Exercise details ▸
Read the lines that follow and pick out every one containing the word "sowerinstitute".

━━━━

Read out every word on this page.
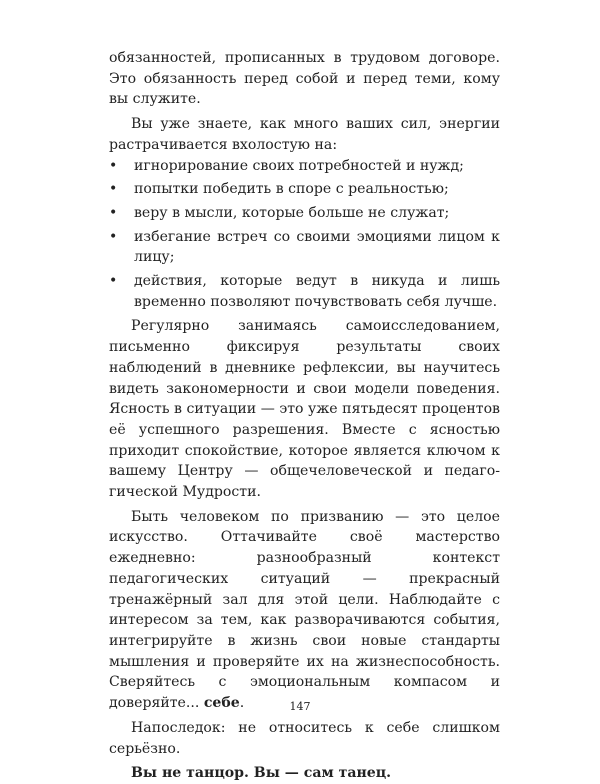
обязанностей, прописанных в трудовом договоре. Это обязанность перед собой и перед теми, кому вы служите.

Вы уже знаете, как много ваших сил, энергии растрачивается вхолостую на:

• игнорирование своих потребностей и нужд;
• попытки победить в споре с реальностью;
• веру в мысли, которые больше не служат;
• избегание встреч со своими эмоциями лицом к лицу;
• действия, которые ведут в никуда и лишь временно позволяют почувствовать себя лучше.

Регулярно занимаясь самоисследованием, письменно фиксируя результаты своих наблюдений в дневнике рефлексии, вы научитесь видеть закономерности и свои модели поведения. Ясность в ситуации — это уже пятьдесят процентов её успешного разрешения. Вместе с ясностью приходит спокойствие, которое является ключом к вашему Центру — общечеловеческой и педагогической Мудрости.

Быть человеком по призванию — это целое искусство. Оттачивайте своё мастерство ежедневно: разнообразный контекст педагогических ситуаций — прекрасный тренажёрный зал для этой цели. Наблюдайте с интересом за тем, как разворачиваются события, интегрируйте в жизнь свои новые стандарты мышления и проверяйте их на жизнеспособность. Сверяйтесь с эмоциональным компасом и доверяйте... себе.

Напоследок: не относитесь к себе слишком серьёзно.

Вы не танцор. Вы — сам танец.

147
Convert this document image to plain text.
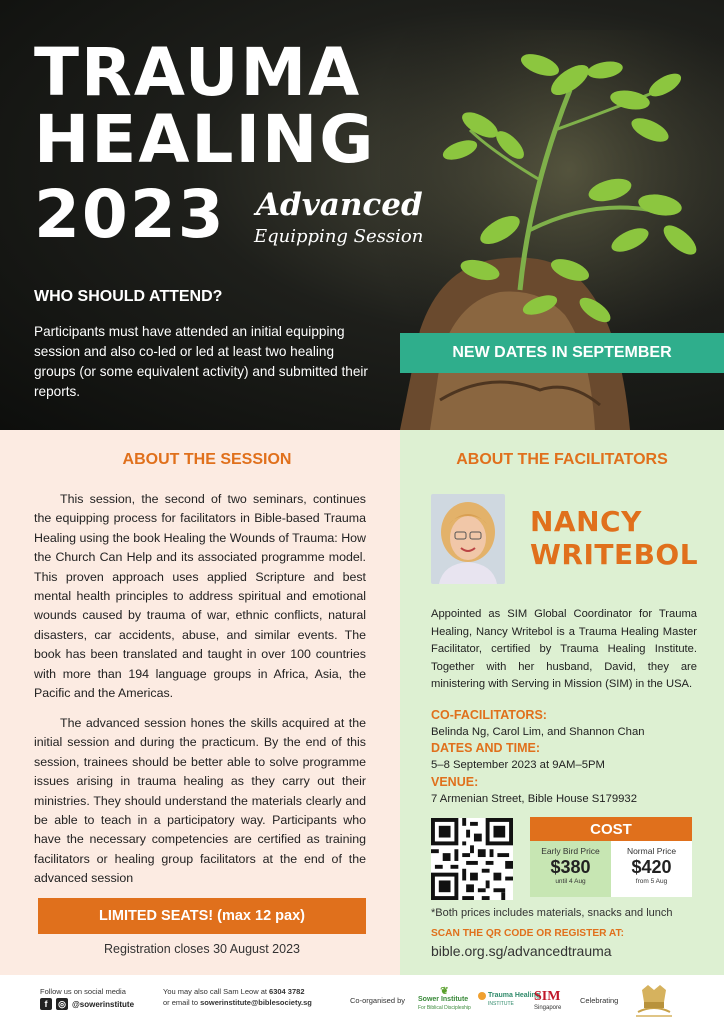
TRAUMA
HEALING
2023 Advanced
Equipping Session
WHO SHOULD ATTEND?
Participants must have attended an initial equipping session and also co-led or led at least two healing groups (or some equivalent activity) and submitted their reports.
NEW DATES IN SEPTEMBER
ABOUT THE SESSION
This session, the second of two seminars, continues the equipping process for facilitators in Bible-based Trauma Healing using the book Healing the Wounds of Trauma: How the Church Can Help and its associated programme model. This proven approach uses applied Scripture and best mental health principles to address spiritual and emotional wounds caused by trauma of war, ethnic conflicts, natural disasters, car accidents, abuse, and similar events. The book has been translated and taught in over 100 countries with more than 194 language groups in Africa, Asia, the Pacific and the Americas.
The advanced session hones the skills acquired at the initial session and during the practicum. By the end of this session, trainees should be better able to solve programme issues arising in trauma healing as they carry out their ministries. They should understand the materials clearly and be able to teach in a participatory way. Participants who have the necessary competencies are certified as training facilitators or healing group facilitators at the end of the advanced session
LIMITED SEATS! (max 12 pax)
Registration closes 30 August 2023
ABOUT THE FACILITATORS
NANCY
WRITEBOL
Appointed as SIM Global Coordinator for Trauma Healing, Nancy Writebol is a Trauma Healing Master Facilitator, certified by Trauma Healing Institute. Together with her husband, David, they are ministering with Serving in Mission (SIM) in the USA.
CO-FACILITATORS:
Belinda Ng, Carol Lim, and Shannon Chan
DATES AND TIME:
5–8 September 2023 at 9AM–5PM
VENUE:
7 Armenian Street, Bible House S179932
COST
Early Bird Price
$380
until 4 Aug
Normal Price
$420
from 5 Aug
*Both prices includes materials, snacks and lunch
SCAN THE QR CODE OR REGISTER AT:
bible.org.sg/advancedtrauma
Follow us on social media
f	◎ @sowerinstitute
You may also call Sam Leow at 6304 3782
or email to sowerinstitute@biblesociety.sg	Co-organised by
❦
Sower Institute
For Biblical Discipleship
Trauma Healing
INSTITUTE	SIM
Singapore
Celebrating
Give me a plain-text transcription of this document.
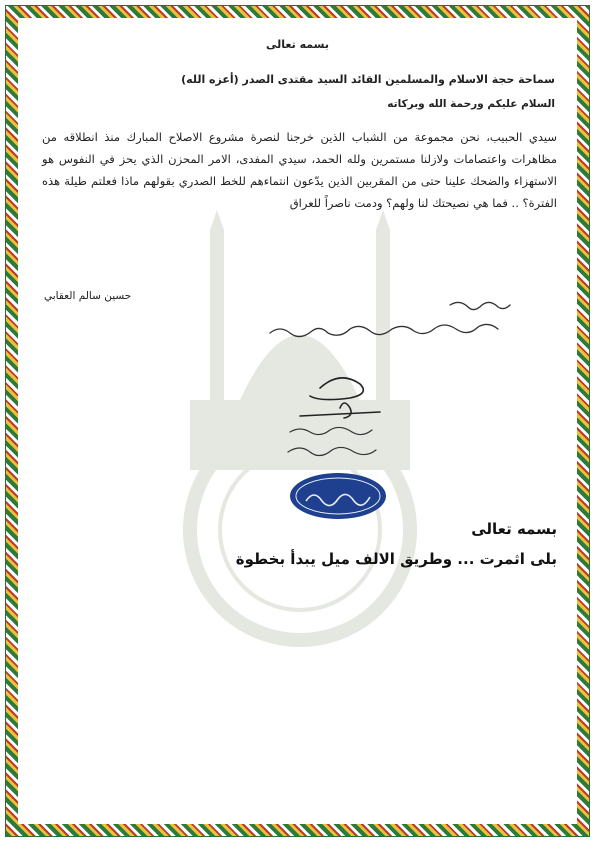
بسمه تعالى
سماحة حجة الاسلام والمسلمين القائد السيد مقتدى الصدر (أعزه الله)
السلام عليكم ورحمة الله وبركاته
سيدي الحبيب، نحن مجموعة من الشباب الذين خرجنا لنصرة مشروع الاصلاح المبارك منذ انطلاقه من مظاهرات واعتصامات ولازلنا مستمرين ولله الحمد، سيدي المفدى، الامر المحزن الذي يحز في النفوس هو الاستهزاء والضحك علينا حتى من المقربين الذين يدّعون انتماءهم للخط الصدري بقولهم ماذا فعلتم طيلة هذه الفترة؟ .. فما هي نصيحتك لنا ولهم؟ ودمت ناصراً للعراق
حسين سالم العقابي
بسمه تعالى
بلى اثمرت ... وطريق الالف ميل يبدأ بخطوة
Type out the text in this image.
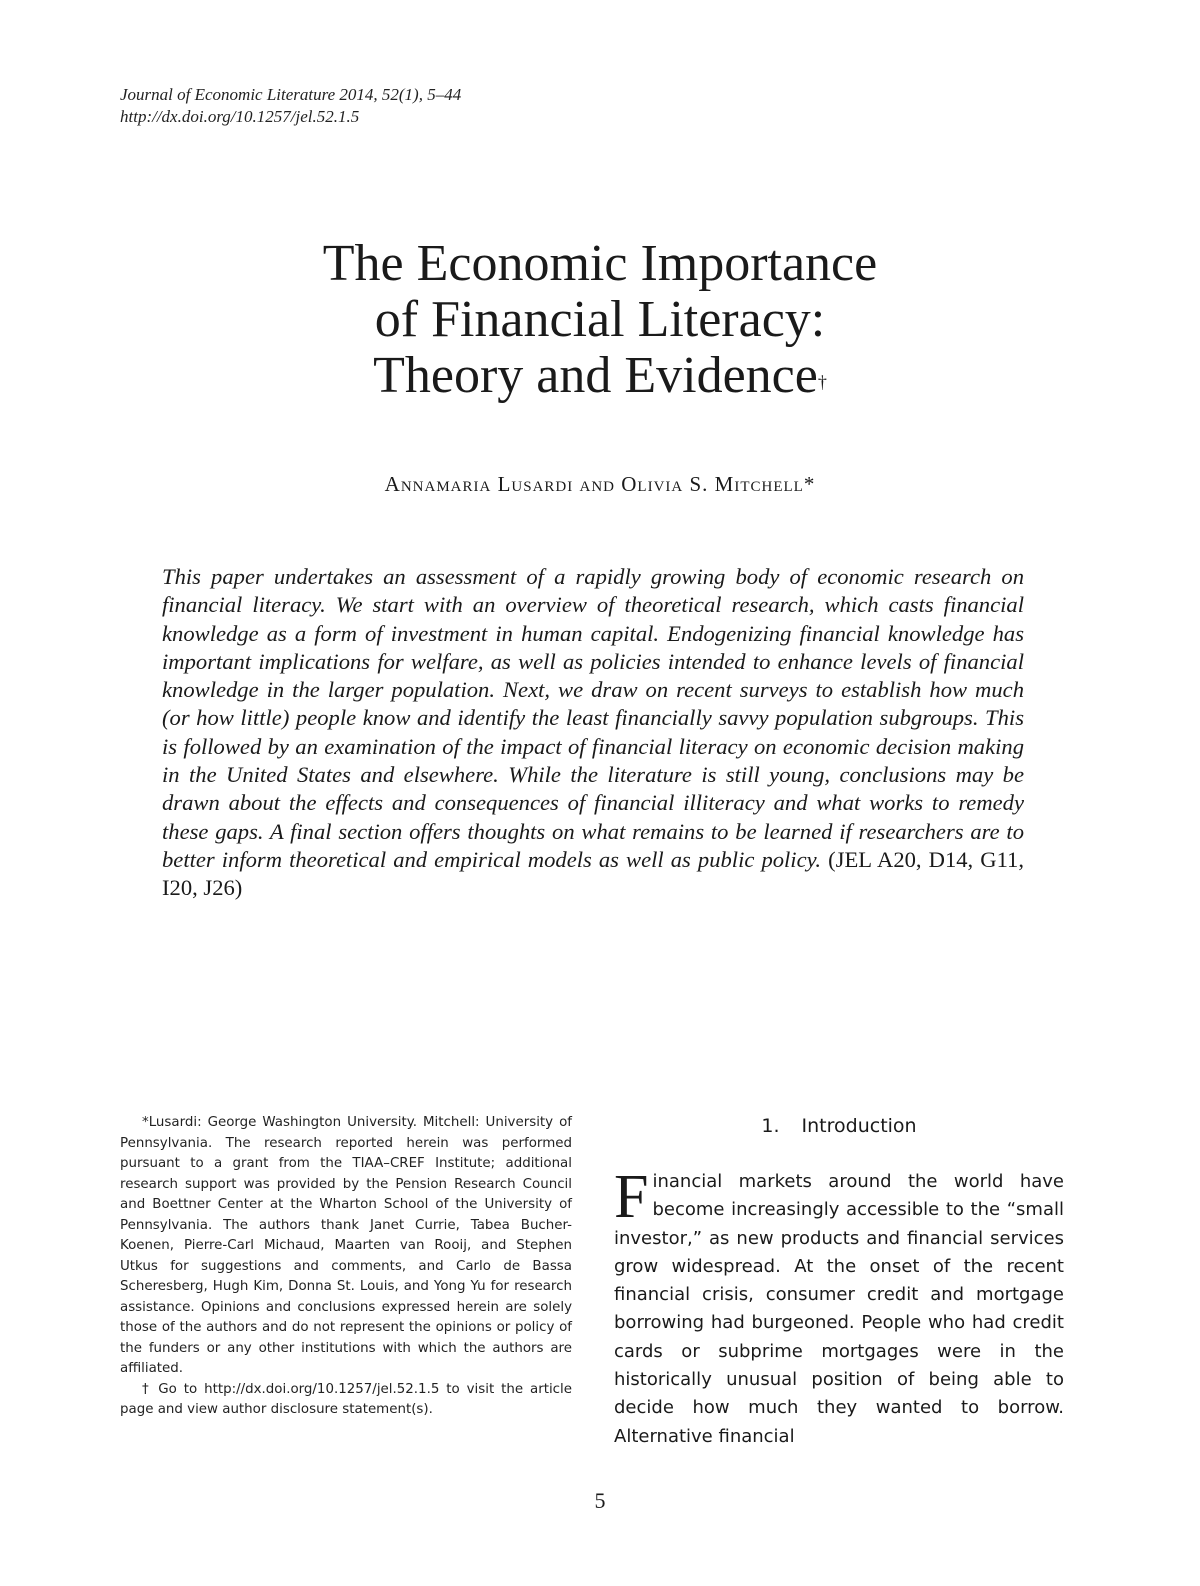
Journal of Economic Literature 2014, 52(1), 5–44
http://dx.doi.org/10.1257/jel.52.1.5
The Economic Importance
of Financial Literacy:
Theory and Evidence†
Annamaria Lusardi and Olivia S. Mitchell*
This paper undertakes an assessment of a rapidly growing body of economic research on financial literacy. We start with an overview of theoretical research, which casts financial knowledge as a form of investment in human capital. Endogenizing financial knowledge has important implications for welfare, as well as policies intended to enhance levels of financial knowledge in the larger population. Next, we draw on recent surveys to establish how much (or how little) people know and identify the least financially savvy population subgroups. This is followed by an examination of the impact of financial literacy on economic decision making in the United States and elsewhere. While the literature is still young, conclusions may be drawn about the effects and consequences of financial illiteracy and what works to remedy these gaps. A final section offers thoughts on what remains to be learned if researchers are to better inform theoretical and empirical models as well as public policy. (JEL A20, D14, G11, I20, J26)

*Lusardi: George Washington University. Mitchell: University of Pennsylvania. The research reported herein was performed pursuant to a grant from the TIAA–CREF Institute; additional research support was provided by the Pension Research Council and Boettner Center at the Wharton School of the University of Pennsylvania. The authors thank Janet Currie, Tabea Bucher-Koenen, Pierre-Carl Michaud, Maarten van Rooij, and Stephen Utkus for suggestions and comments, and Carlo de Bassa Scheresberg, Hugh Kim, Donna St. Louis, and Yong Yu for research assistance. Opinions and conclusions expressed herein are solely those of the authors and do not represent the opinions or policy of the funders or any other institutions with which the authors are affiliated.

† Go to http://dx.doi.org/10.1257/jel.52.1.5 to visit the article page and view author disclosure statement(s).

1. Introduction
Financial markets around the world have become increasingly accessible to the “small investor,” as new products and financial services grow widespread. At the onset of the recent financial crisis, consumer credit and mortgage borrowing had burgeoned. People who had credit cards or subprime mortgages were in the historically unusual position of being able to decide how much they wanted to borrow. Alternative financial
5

━━━━

Full output ▸
f	◎ @sowerinstitute
or email to sowerinstitute@biblesociety.sg	Co-organised by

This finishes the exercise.